▶ [Set exercise]:
Without the pictures, copy all the entries below exactly.
----------
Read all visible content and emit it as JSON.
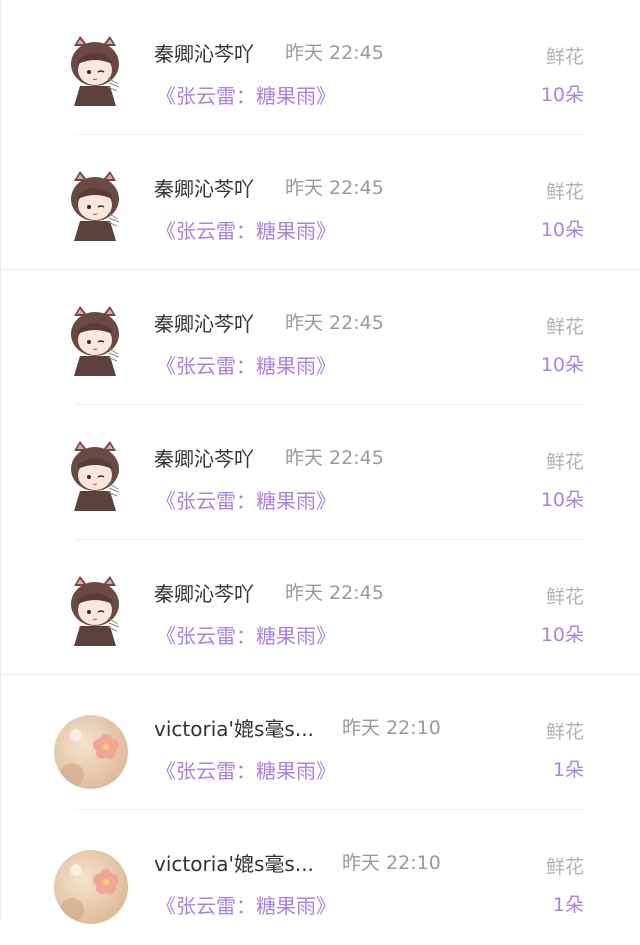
{
  "rows": [
    {
      "avatar": "cat-girl-avatar",
      "name": "秦卿沁芩吖",
      "time": "昨天 22:45",
      "title": "《张云雷：糖果雨》",
      "gift": "鲜花",
      "count": "10朵"
    },
    {
      "avatar": "cat-girl-avatar",
      "name": "秦卿沁芩吖",
      "time": "昨天 22:45",
      "title": "《张云雷：糖果雨》",
      "gift": "鲜花",
      "count": "10朵"
    },
    {
      "avatar": "cat-girl-avatar",
      "name": "秦卿沁芩吖",
      "time": "昨天 22:45",
      "title": "《张云雷：糖果雨》",
      "gift": "鲜花",
      "count": "10朵"
    },
    {
      "avatar": "cat-girl-avatar",
      "name": "秦卿沁芩吖",
      "time": "昨天 22:45",
      "title": "《张云雷：糖果雨》",
      "gift": "鲜花",
      "count": "10朵"
    },
    {
      "avatar": "cat-girl-avatar",
      "name": "秦卿沁芩吖",
      "time": "昨天 22:45",
      "title": "《张云雷：糖果雨》",
      "gift": "鲜花",
      "count": "10朵"
    },
    {
      "avatar": "flower-avatar",
      "name": "victoria'媲s毫s...",
      "time": "昨天 22:10",
      "title": "《张云雷：糖果雨》",
      "gift": "鲜花",
      "count": "1朵"
    },
    {
      "avatar": "flower-avatar",
      "name": "victoria'媲s毫s...",
      "time": "昨天 22:10",
      "title": "《张云雷：糖果雨》",
      "gift": "鲜花",
      "count": "1朵"
    }
  ],
  "colors": {
    "accent": "#a983df",
    "name": "#333333",
    "muted": "#9a9a9a"
  }
}
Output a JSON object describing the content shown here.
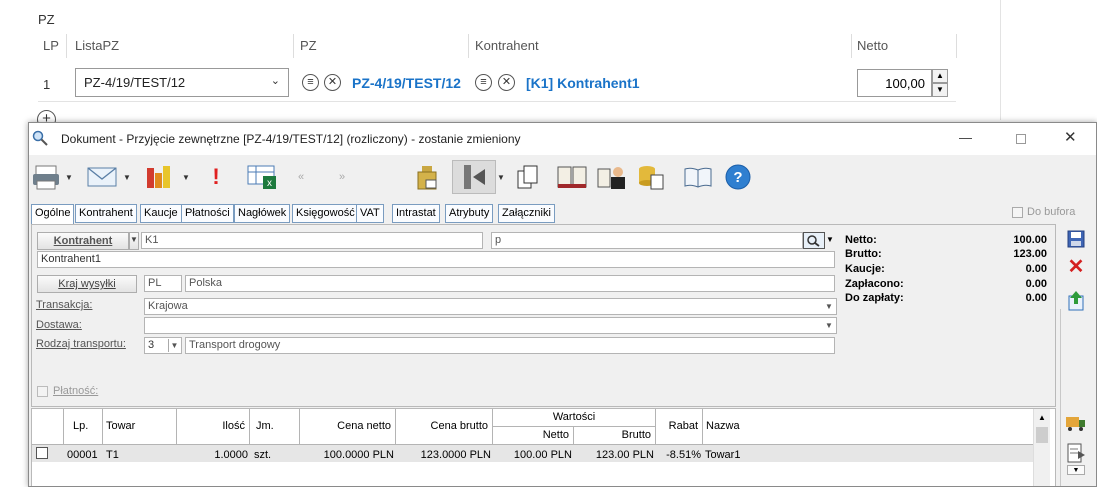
{
  "pz_section": {
    "title": "PZ",
    "headers": {
      "lp": "LP",
      "lista": "ListaPZ",
      "pz": "PZ",
      "kontrahent": "Kontrahent",
      "netto": "Netto"
    },
    "row": {
      "lp": "1",
      "lista_value": "PZ-4/19/TEST/12",
      "pz_link": "PZ-4/19/TEST/12",
      "kontrahent_link": "[K1] Kontrahent1",
      "netto": "100,00"
    }
  },
  "dialog": {
    "title": "Dokument - Przyjęcie zewnętrzne [PZ-4/19/TEST/12] (rozliczony) - zostanie zmieniony",
    "tabs": [
      "Ogólne",
      "Kontrahent",
      "Kaucje",
      "Płatności",
      "Nagłówek",
      "Księgowość",
      "VAT",
      "Intrastat",
      "Atrybuty",
      "Załączniki"
    ],
    "do_bufora": "Do bufora",
    "kontrahent_btn": "Kontrahent",
    "kontrahent_code": "K1",
    "kontrahent_field2": "p",
    "kontrahent_name": "Kontrahent1",
    "kraj_btn": "Kraj wysyłki",
    "kraj_code": "PL",
    "kraj_name": "Polska",
    "transakcja_label": "Transakcja:",
    "transakcja_value": "Krajowa",
    "dostawa_label": "Dostawa:",
    "dostawa_value": "",
    "rodzaj_label": "Rodzaj transportu:",
    "rodzaj_code": "3",
    "rodzaj_value": "Transport drogowy",
    "platnosc_label": "Płatność:",
    "summary": [
      {
        "label": "Netto:",
        "value": "100.00"
      },
      {
        "label": "Brutto:",
        "value": "123.00"
      },
      {
        "label": "Kaucje:",
        "value": "0.00"
      },
      {
        "label": "Zapłacono:",
        "value": "0.00"
      },
      {
        "label": "Do zapłaty:",
        "value": "0.00"
      }
    ],
    "table": {
      "headers": {
        "lp": "Lp.",
        "towar": "Towar",
        "ilosc": "Ilość",
        "jm": "Jm.",
        "cena_netto": "Cena netto",
        "cena_brutto": "Cena brutto",
        "wartosci": "Wartości",
        "w_netto": "Netto",
        "w_brutto": "Brutto",
        "rabat": "Rabat",
        "nazwa": "Nazwa"
      },
      "rows": [
        {
          "lp": "00001",
          "towar": "T1",
          "ilosc": "1.0000",
          "jm": "szt.",
          "cena_netto": "100.0000 PLN",
          "cena_brutto": "123.0000 PLN",
          "w_netto": "100.00 PLN",
          "w_brutto": "123.00 PLN",
          "rabat": "-8.51%",
          "nazwa": "Towar1"
        }
      ]
    }
  },
  "colors": {
    "link": "#1a73c8",
    "tab_border": "#7a9cc0"
  }
}
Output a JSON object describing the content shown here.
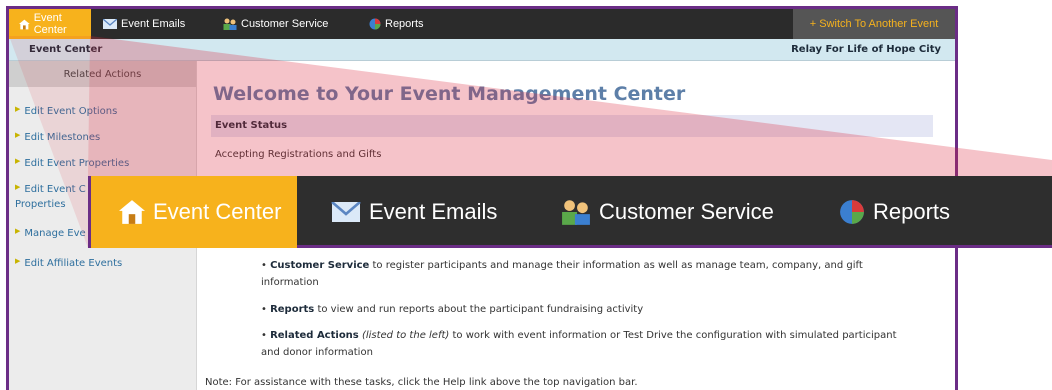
----------
▶ [Result of this exercise]:
Read all visible content and emit it as JSON.
{
  "rows": [
    {
      "avatar": "cat-girl-avatar",
      "name": "秦卿沁芩吖",
      "time": "昨天 22:45",
      "title": "《张云雷：糖果雨》",
      "gift": "鲜花",
      "count": "10朵"
    },
    {
      "avatar": "cat-girl-avatar",
      "name": "秦卿沁芩吖",
      "time": "昨天 22:45",
      "title": "《张云雷：糖果雨》",
      "gift": "鲜花",
      "count": "10朵"
    },
    {
      "avatar": "cat-girl-avatar",
      "name": "秦卿沁芩吖",
      "time": "昨天 22:45",
      "title": "《张云雷：糖果雨》",
      "gift": "鲜花",
      "count": "10朵"
    },
    {
      "avatar": "cat-girl-avatar",
      "name": "秦卿沁芩吖",
      "time": "昨天 22:45",
      "title": "《张云雷：糖果雨》",
      "gift": "鲜花",
      "count": "10朵"
    },
    {
      "avatar": "cat-girl-avatar",
      "name": "秦卿沁芩吖",
      "time": "昨天 22:45",
      "title": "《张云雷：糖果雨》",
      "gift": "鲜花",
      "count": "10朵"
    },
    {
      "avatar": "flower-avatar",
      "name": "victoria'媲s毫s...",
      "time": "昨天 22:10",
      "title": "《张云雷：糖果雨》",
      "gift": "鲜花",
      "count": "1朵"
    },
    {
      "avatar": "flower-avatar",
      "name": "victoria'媲s毫s...",
      "time": "昨天 22:10",
      "title": "《张云雷：糖果雨》",
      "gift": "鲜花",
      "count": "1朵"
    }
  ],
  "colors": {
    "accent": "#a983df",
    "name": "#333333",
    "muted": "#9a9a9a"
  }
}
Output a JSON object describing the content shown here.
{
  "pz_section": {
    "title": "PZ",
    "headers": {
      "lp": "LP",
      "lista": "ListaPZ",
      "pz": "PZ",
      "kontrahent": "Kontrahent",
      "netto": "Netto"
    },
    "row": {
      "lp": "1",
      "lista_value": "PZ-4/19/TEST/12",
      "pz_link": "PZ-4/19/TEST/12",
      "kontrahent_link": "[K1] Kontrahent1",
      "netto": "100,00"
    }
  },
  "dialog": {
    "title": "Dokument - Przyjęcie zewnętrzne [PZ-4/19/TEST/12] (rozliczony) - zostanie zmieniony",
    "tabs": [
      "Ogólne",
      "Kontrahent",
      "Kaucje",
      "Płatności",
      "Nagłówek",
      "Księgowość",
      "VAT",
      "Intrastat",
      "Atrybuty",
      "Załączniki"
    ],
    "do_bufora": "Do bufora",
    "kontrahent_btn": "Kontrahent",
    "kontrahent_code": "K1",
    "kontrahent_field2": "p",
    "kontrahent_name": "Kontrahent1",
    "kraj_btn": "Kraj wysyłki",
    "kraj_code": "PL",
    "kraj_name": "Polska",
    "transakcja_label": "Transakcja:",
    "transakcja_value": "Krajowa",
    "dostawa_label": "Dostawa:",
    "dostawa_value": "",
    "rodzaj_label": "Rodzaj transportu:",
    "rodzaj_code": "3",
    "rodzaj_value": "Transport drogowy",
    "platnosc_label": "Płatność:",
    "summary": [
      {
        "label": "Netto:",
        "value": "100.00"
      },
      {
        "label": "Brutto:",
        "value": "123.00"
      },
      {
        "label": "Kaucje:",
        "value": "0.00"
      },
      {
        "label": "Zapłacono:",
        "value": "0.00"
      },
      {
        "label": "Do zapłaty:",
        "value": "0.00"
      }
    ],
    "table": {
      "headers": {
        "lp": "Lp.",
        "towar": "Towar",
        "ilosc": "Ilość",
        "jm": "Jm.",
        "cena_netto": "Cena netto",
        "cena_brutto": "Cena brutto",
        "wartosci": "Wartości",
        "w_netto": "Netto",
        "w_brutto": "Brutto",
        "rabat": "Rabat",
        "nazwa": "Nazwa"
      },
      "rows": [
        {
          "lp": "00001",
          "towar": "T1",
          "ilosc": "1.0000",
          "jm": "szt.",
          "cena_netto": "100.0000 PLN",
          "cena_brutto": "123.0000 PLN",
          "w_netto": "100.00 PLN",
          "w_brutto": "123.00 PLN",
          "rabat": "-8.51%",
          "nazwa": "Towar1"
        }
      ]
    }
  },
  "colors": {
    "link": "#1a73c8",
    "tab_border": "#7a9cc0"
  }
}
Output a JSON object describing the content shown here.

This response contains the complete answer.